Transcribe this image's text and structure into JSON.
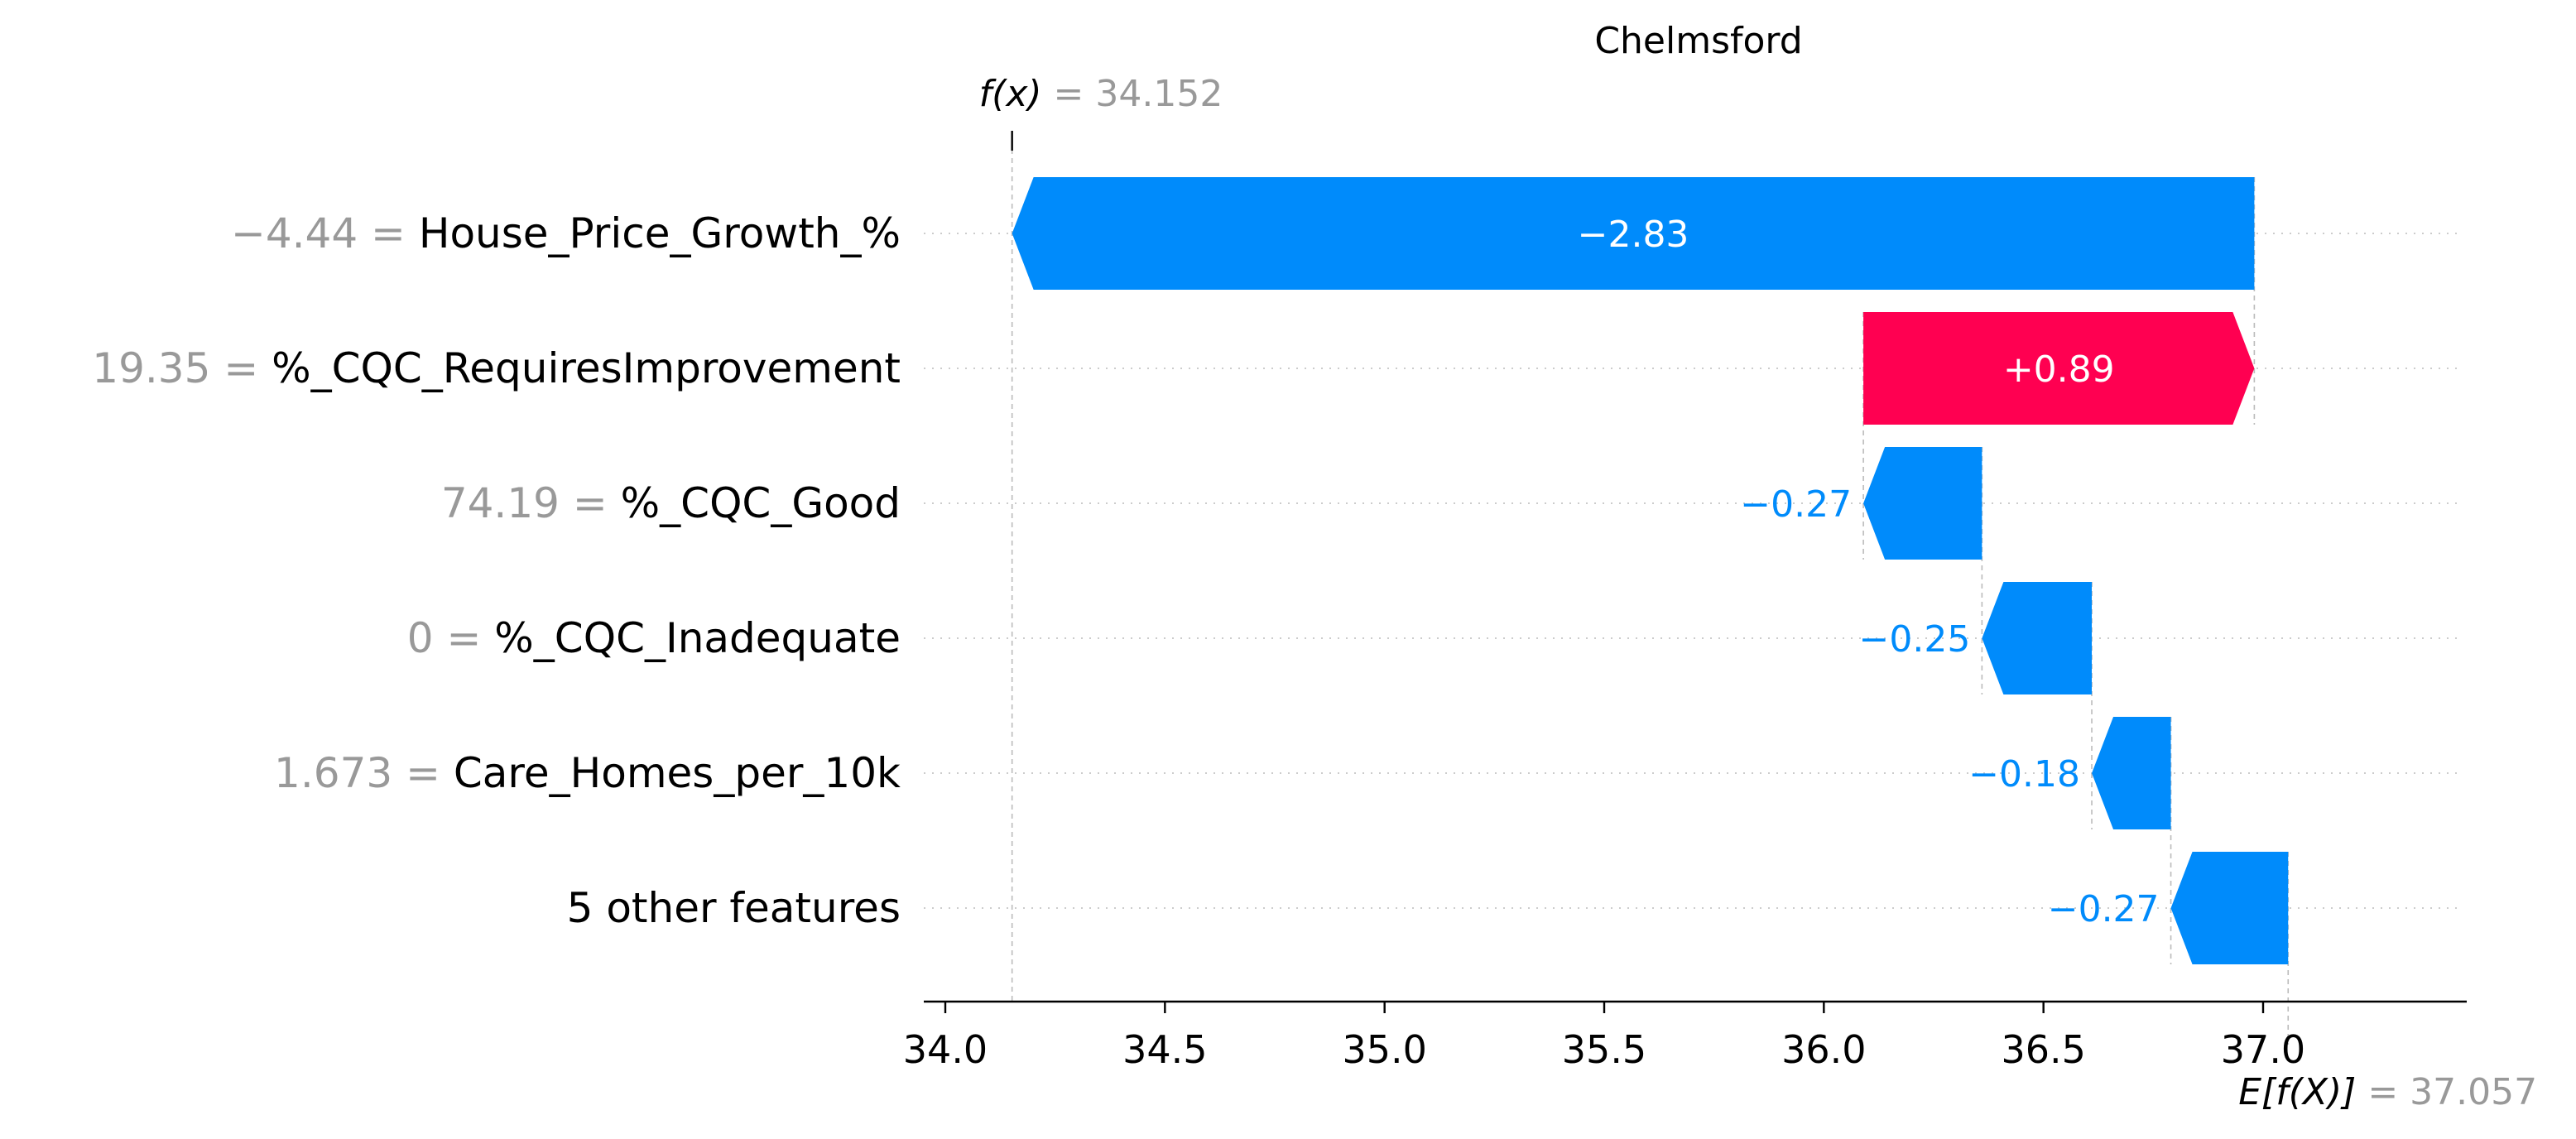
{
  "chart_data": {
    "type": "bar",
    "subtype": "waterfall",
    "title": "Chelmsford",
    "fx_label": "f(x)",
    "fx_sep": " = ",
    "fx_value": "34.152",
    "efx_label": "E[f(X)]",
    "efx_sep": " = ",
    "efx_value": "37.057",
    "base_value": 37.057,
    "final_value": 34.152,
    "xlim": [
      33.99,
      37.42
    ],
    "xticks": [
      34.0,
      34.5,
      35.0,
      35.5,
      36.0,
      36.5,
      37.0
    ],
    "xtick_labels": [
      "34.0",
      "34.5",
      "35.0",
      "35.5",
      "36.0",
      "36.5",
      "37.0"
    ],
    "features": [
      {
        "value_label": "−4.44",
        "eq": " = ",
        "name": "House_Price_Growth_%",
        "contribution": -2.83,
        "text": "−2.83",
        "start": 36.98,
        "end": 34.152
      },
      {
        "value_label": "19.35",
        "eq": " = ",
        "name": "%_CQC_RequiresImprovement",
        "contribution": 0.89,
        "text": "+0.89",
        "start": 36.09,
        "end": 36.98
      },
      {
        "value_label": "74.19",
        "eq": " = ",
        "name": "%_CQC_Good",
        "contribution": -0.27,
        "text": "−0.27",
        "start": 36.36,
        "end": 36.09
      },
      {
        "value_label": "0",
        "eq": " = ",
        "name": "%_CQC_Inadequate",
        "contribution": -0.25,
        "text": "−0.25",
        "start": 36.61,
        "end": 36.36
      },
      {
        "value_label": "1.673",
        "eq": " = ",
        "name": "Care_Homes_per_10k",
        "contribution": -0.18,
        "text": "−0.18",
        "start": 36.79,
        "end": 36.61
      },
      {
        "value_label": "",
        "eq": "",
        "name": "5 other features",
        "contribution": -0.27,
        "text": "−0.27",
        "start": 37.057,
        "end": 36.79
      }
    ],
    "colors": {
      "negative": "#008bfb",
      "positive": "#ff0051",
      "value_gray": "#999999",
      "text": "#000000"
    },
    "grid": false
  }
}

Objective: In the listing, find every line containing the word "contribution" and list it.

Response to this task:
        "contribution": -2.83,
        "contribution": 0.89,
        "contribution": -0.27,
        "contribution": -0.25,
        "contribution": -0.18,
        "contribution": -0.27,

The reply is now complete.